*Requirement*. Transcribe every entry word for word, leaving out all images.

*Provided records*.
+ + + + +

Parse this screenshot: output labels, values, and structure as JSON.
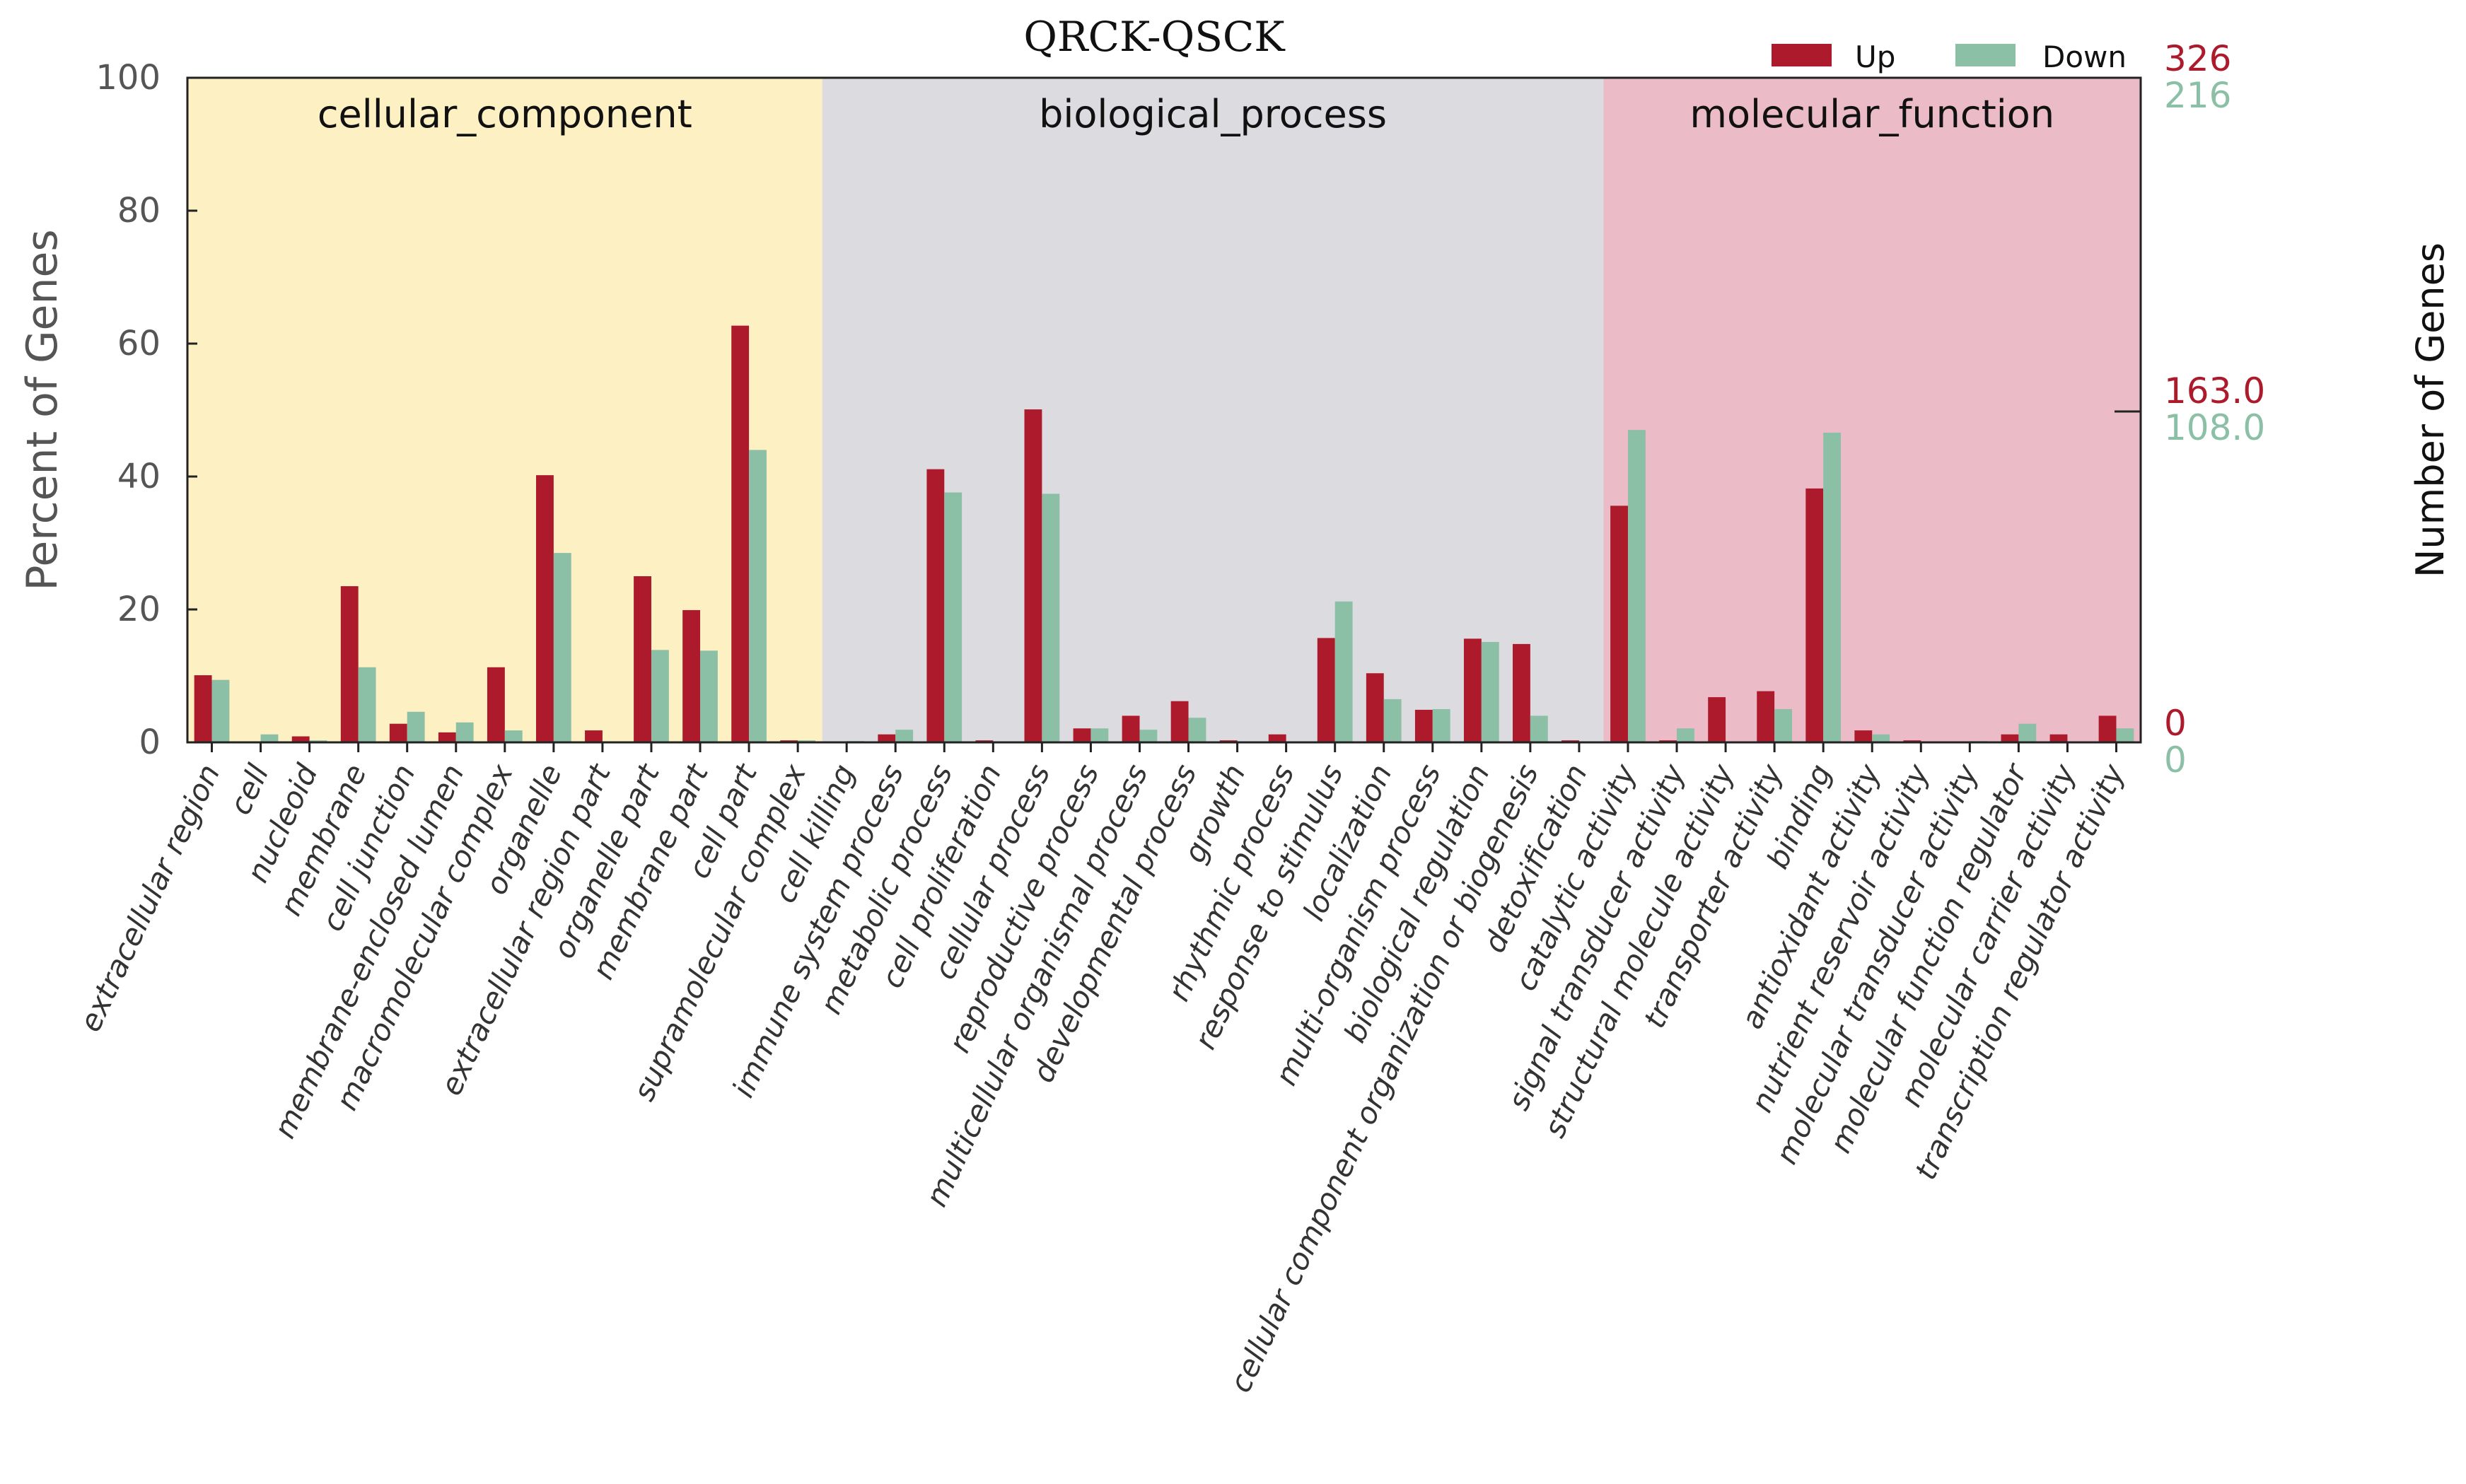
{
  "chart_data": {
    "type": "bar",
    "title": "QRCK-QSCK",
    "ylabel": "Percent of Genes",
    "ylabel_right": "Number of Genes",
    "ylim": [
      0,
      100
    ],
    "yticks": [
      "0",
      "20",
      "40",
      "60",
      "80",
      "100"
    ],
    "right_axis": {
      "up": {
        "top": "326",
        "mid": "163.0",
        "bottom": "0"
      },
      "down": {
        "top": "216",
        "mid": "108.0",
        "bottom": "0"
      }
    },
    "colors": {
      "up": "#ad1a2b",
      "down": "#8bbfa6"
    },
    "groups": [
      {
        "name": "cellular_component",
        "color": "#fdf0c3",
        "categories": [
          {
            "label": "extracellular region",
            "up": 10.1,
            "down": 9.4
          },
          {
            "label": "cell",
            "up": 0,
            "down": 1.2
          },
          {
            "label": "nucleoid",
            "up": 0.9,
            "down": 0.3
          },
          {
            "label": "membrane",
            "up": 23.5,
            "down": 11.3
          },
          {
            "label": "cell junction",
            "up": 2.8,
            "down": 4.6
          },
          {
            "label": "membrane-enclosed lumen",
            "up": 1.5,
            "down": 3.0
          },
          {
            "label": "macromolecular complex",
            "up": 11.3,
            "down": 1.8
          },
          {
            "label": "organelle",
            "up": 40.2,
            "down": 28.5
          },
          {
            "label": "extracellular region part",
            "up": 1.8,
            "down": 0
          },
          {
            "label": "organelle part",
            "up": 25.0,
            "down": 13.9
          },
          {
            "label": "membrane part",
            "up": 19.9,
            "down": 13.8
          },
          {
            "label": "cell part",
            "up": 62.7,
            "down": 44.0
          },
          {
            "label": "supramolecular complex",
            "up": 0.3,
            "down": 0.3
          }
        ]
      },
      {
        "name": "biological_process",
        "color": "#dcdbe0",
        "categories": [
          {
            "label": "cell killing",
            "up": 0,
            "down": 0.2
          },
          {
            "label": "immune system process",
            "up": 1.2,
            "down": 1.9
          },
          {
            "label": "metabolic process",
            "up": 41.1,
            "down": 37.6
          },
          {
            "label": "cell proliferation",
            "up": 0.3,
            "down": 0
          },
          {
            "label": "cellular process",
            "up": 50.1,
            "down": 37.4
          },
          {
            "label": "reproductive process",
            "up": 2.1,
            "down": 2.1
          },
          {
            "label": "multicellular organismal process",
            "up": 4.0,
            "down": 1.9
          },
          {
            "label": "developmental process",
            "up": 6.2,
            "down": 3.7
          },
          {
            "label": "growth",
            "up": 0.3,
            "down": 0
          },
          {
            "label": "rhythmic process",
            "up": 1.2,
            "down": 0
          },
          {
            "label": "response to stimulus",
            "up": 15.7,
            "down": 21.2
          },
          {
            "label": "localization",
            "up": 10.4,
            "down": 6.5
          },
          {
            "label": "multi-organism process",
            "up": 4.9,
            "down": 5.0
          },
          {
            "label": "biological regulation",
            "up": 15.6,
            "down": 15.1
          },
          {
            "label": "cellular component organization or biogenesis",
            "up": 14.8,
            "down": 4.0
          },
          {
            "label": "detoxification",
            "up": 0.3,
            "down": 0
          }
        ]
      },
      {
        "name": "molecular_function",
        "color": "#ebbcc8",
        "categories": [
          {
            "label": "catalytic activity",
            "up": 35.6,
            "down": 47.0
          },
          {
            "label": "signal transducer activity",
            "up": 0.3,
            "down": 2.1
          },
          {
            "label": "structural molecule activity",
            "up": 6.8,
            "down": 0
          },
          {
            "label": "transporter activity",
            "up": 7.7,
            "down": 5.0
          },
          {
            "label": "binding",
            "up": 38.2,
            "down": 46.6
          },
          {
            "label": "antioxidant activity",
            "up": 1.8,
            "down": 1.2
          },
          {
            "label": "nutrient reservoir activity",
            "up": 0.3,
            "down": 0
          },
          {
            "label": "molecular transducer activity",
            "up": 0,
            "down": 0.2
          },
          {
            "label": "molecular function regulator",
            "up": 1.2,
            "down": 2.8
          },
          {
            "label": "molecular carrier activity",
            "up": 1.2,
            "down": 0
          },
          {
            "label": "transcription regulator activity",
            "up": 4.0,
            "down": 2.1
          }
        ]
      }
    ],
    "legend": [
      {
        "name": "Up",
        "key": "up"
      },
      {
        "name": "Down",
        "key": "down"
      }
    ]
  }
}
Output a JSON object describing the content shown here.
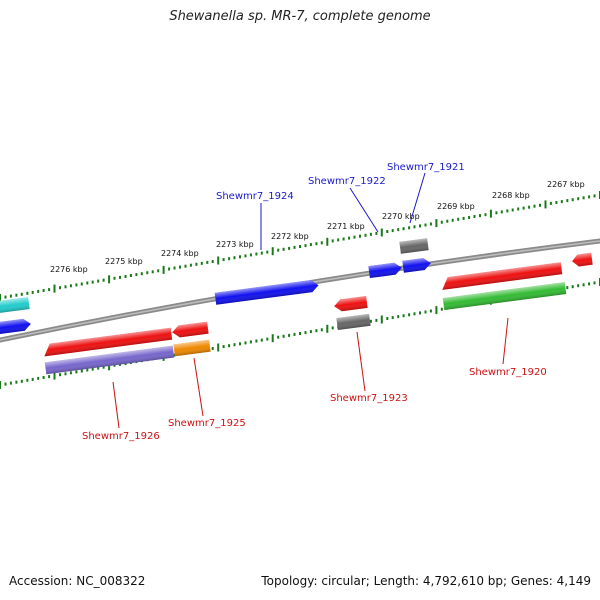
{
  "title": "Shewanella sp. MR-7, complete genome",
  "footer": {
    "accession": "Accession: NC_008322",
    "summary": "Topology: circular; Length: 4,792,610 bp; Genes: 4,149"
  },
  "tick_labels": [
    "2276 kbp",
    "2275 kbp",
    "2274 kbp",
    "2273 kbp",
    "2272 kbp",
    "2271 kbp",
    "2270 kbp",
    "2269 kbp",
    "2268 kbp",
    "2267 kbp"
  ],
  "gene_labels": {
    "top": [
      "Shewmr7_1924",
      "Shewmr7_1922",
      "Shewmr7_1921"
    ],
    "bottom": [
      "Shewmr7_1926",
      "Shewmr7_1925",
      "Shewmr7_1923",
      "Shewmr7_1920"
    ]
  },
  "colors": {
    "backbone": "#8a8a8a",
    "ticks": "#1a7a1a",
    "label_top": "#1a1acc",
    "label_bottom": "#cc1111",
    "red": "#ee1111",
    "blue": "#1111ee",
    "gray": "#666666",
    "green": "#33bb33",
    "purple": "#7766cc",
    "orange": "#ee8800",
    "cyan": "#22cccc"
  }
}
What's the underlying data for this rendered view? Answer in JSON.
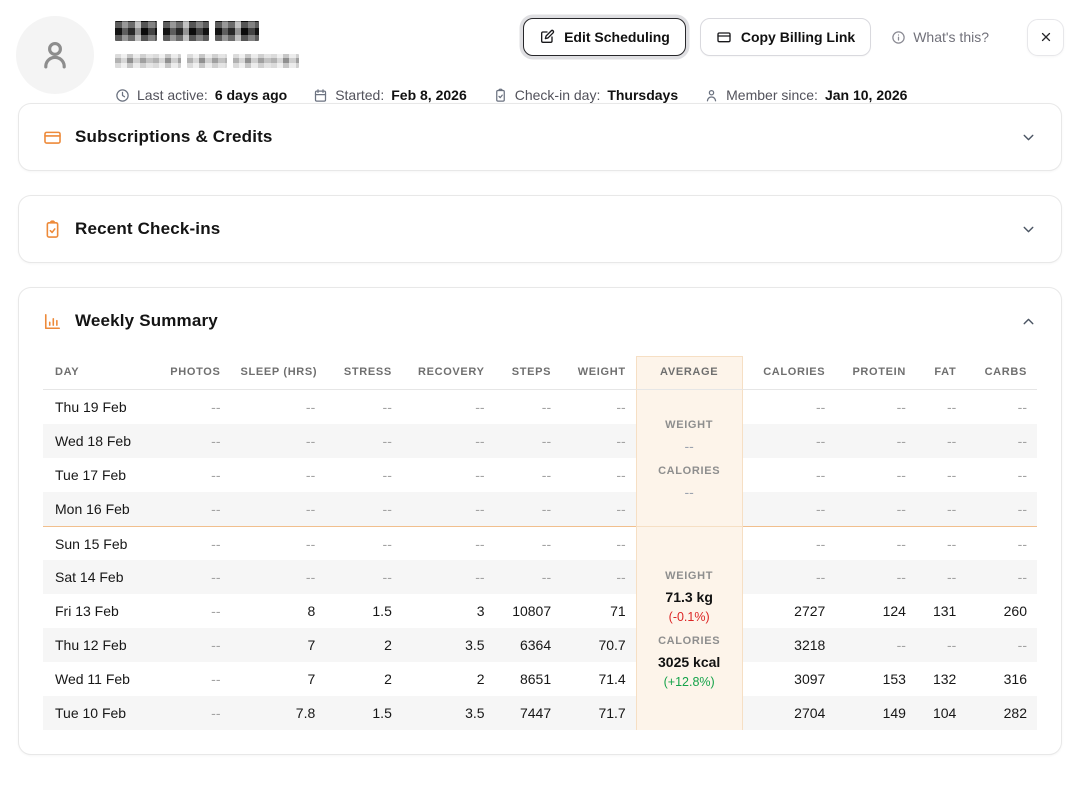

+ + + + +

*Answer space*.
Parse this screenshot: output labels, values, and structure as JSON.
{
  "chart_data": {
    "type": "bar",
    "title": "QRCK-QSCK",
    "ylabel": "Percent of Genes",
    "ylabel_right": "Number of Genes",
    "ylim": [
      0,
      100
    ],
    "yticks": [
      "0",
      "20",
      "40",
      "60",
      "80",
      "100"
    ],
    "right_axis": {
      "up": {
        "top": "326",
        "mid": "163.0",
        "bottom": "0"
      },
      "down": {
        "top": "216",
        "mid": "108.0",
        "bottom": "0"
      }
    },
    "colors": {
      "up": "#ad1a2b",
      "down": "#8bbfa6"
    },
    "groups": [
      {
        "name": "cellular_component",
        "color": "#fdf0c3",
        "categories": [
          {
            "label": "extracellular region",
            "up": 10.1,
            "down": 9.4
          },
          {
            "label": "cell",
            "up": 0,
            "down": 1.2
          },
          {
            "label": "nucleoid",
            "up": 0.9,
            "down": 0.3
          },
          {
            "label": "membrane",
            "up": 23.5,
            "down": 11.3
          },
          {
            "label": "cell junction",
            "up": 2.8,
            "down": 4.6
          },
          {
            "label": "membrane-enclosed lumen",
            "up": 1.5,
            "down": 3.0
          },
          {
            "label": "macromolecular complex",
            "up": 11.3,
            "down": 1.8
          },
          {
            "label": "organelle",
            "up": 40.2,
            "down": 28.5
          },
          {
            "label": "extracellular region part",
            "up": 1.8,
            "down": 0
          },
          {
            "label": "organelle part",
            "up": 25.0,
            "down": 13.9
          },
          {
            "label": "membrane part",
            "up": 19.9,
            "down": 13.8
          },
          {
            "label": "cell part",
            "up": 62.7,
            "down": 44.0
          },
          {
            "label": "supramolecular complex",
            "up": 0.3,
            "down": 0.3
          }
        ]
      },
      {
        "name": "biological_process",
        "color": "#dcdbe0",
        "categories": [
          {
            "label": "cell killing",
            "up": 0,
            "down": 0.2
          },
          {
            "label": "immune system process",
            "up": 1.2,
            "down": 1.9
          },
          {
            "label": "metabolic process",
            "up": 41.1,
            "down": 37.6
          },
          {
            "label": "cell proliferation",
            "up": 0.3,
            "down": 0
          },
          {
            "label": "cellular process",
            "up": 50.1,
            "down": 37.4
          },
          {
            "label": "reproductive process",
            "up": 2.1,
            "down": 2.1
          },
          {
            "label": "multicellular organismal process",
            "up": 4.0,
            "down": 1.9
          },
          {
            "label": "developmental process",
            "up": 6.2,
            "down": 3.7
          },
          {
            "label": "growth",
            "up": 0.3,
            "down": 0
          },
          {
            "label": "rhythmic process",
            "up": 1.2,
            "down": 0
          },
          {
            "label": "response to stimulus",
            "up": 15.7,
            "down": 21.2
          },
          {
            "label": "localization",
            "up": 10.4,
            "down": 6.5
          },
          {
            "label": "multi-organism process",
            "up": 4.9,
            "down": 5.0
          },
          {
            "label": "biological regulation",
            "up": 15.6,
            "down": 15.1
          },
          {
            "label": "cellular component organization or biogenesis",
            "up": 14.8,
            "down": 4.0
          },
          {
            "label": "detoxification",
            "up": 0.3,
            "down": 0
          }
        ]
      },
      {
        "name": "molecular_function",
        "color": "#ebbcc8",
        "categories": [
          {
            "label": "catalytic activity",
            "up": 35.6,
            "down": 47.0
          },
          {
            "label": "signal transducer activity",
            "up": 0.3,
            "down": 2.1
          },
          {
            "label": "structural molecule activity",
            "up": 6.8,
            "down": 0
          },
          {
            "label": "transporter activity",
            "up": 7.7,
            "down": 5.0
          },
          {
            "label": "binding",
            "up": 38.2,
            "down": 46.6
          },
          {
            "label": "antioxidant activity",
            "up": 1.8,
            "down": 1.2
          },
          {
            "label": "nutrient reservoir activity",
            "up": 0.3,
            "down": 0
          },
          {
            "label": "molecular transducer activity",
            "up": 0,
            "down": 0.2
          },
          {
            "label": "molecular function regulator",
            "up": 1.2,
            "down": 2.8
          },
          {
            "label": "molecular carrier activity",
            "up": 1.2,
            "down": 0
          },
          {
            "label": "transcription regulator activity",
            "up": 4.0,
            "down": 2.1
          }
        ]
      }
    ],
    "legend": [
      {
        "name": "Up",
        "key": "up"
      },
      {
        "name": "Down",
        "key": "down"
      }
    ]
  }
}
Output a JSON object describing the content shown here.
{
  "title": "Shewanella sp. MR-7, complete genome",
  "footer": {
    "accession": "Accession: NC_008322",
    "summary": "Topology: circular; Length: 4,792,610 bp; Genes: 4,149"
  },
  "tick_labels": [
    "2276 kbp",
    "2275 kbp",
    "2274 kbp",
    "2273 kbp",
    "2272 kbp",
    "2271 kbp",
    "2270 kbp",
    "2269 kbp",
    "2268 kbp",
    "2267 kbp"
  ],
  "gene_labels": {
    "top": [
      "Shewmr7_1924",
      "Shewmr7_1922",
      "Shewmr7_1921"
    ],
    "bottom": [
      "Shewmr7_1926",
      "Shewmr7_1925",
      "Shewmr7_1923",
      "Shewmr7_1920"
    ]
  },
  "colors": {
    "backbone": "#8a8a8a",
    "ticks": "#1a7a1a",
    "label_top": "#1a1acc",
    "label_bottom": "#cc1111",
    "red": "#ee1111",
    "blue": "#1111ee",
    "gray": "#666666",
    "green": "#33bb33",
    "purple": "#7766cc",
    "orange": "#ee8800",
    "cyan": "#22cccc"
  }
}
What's the underlying data for this rendered view? Answer in JSON.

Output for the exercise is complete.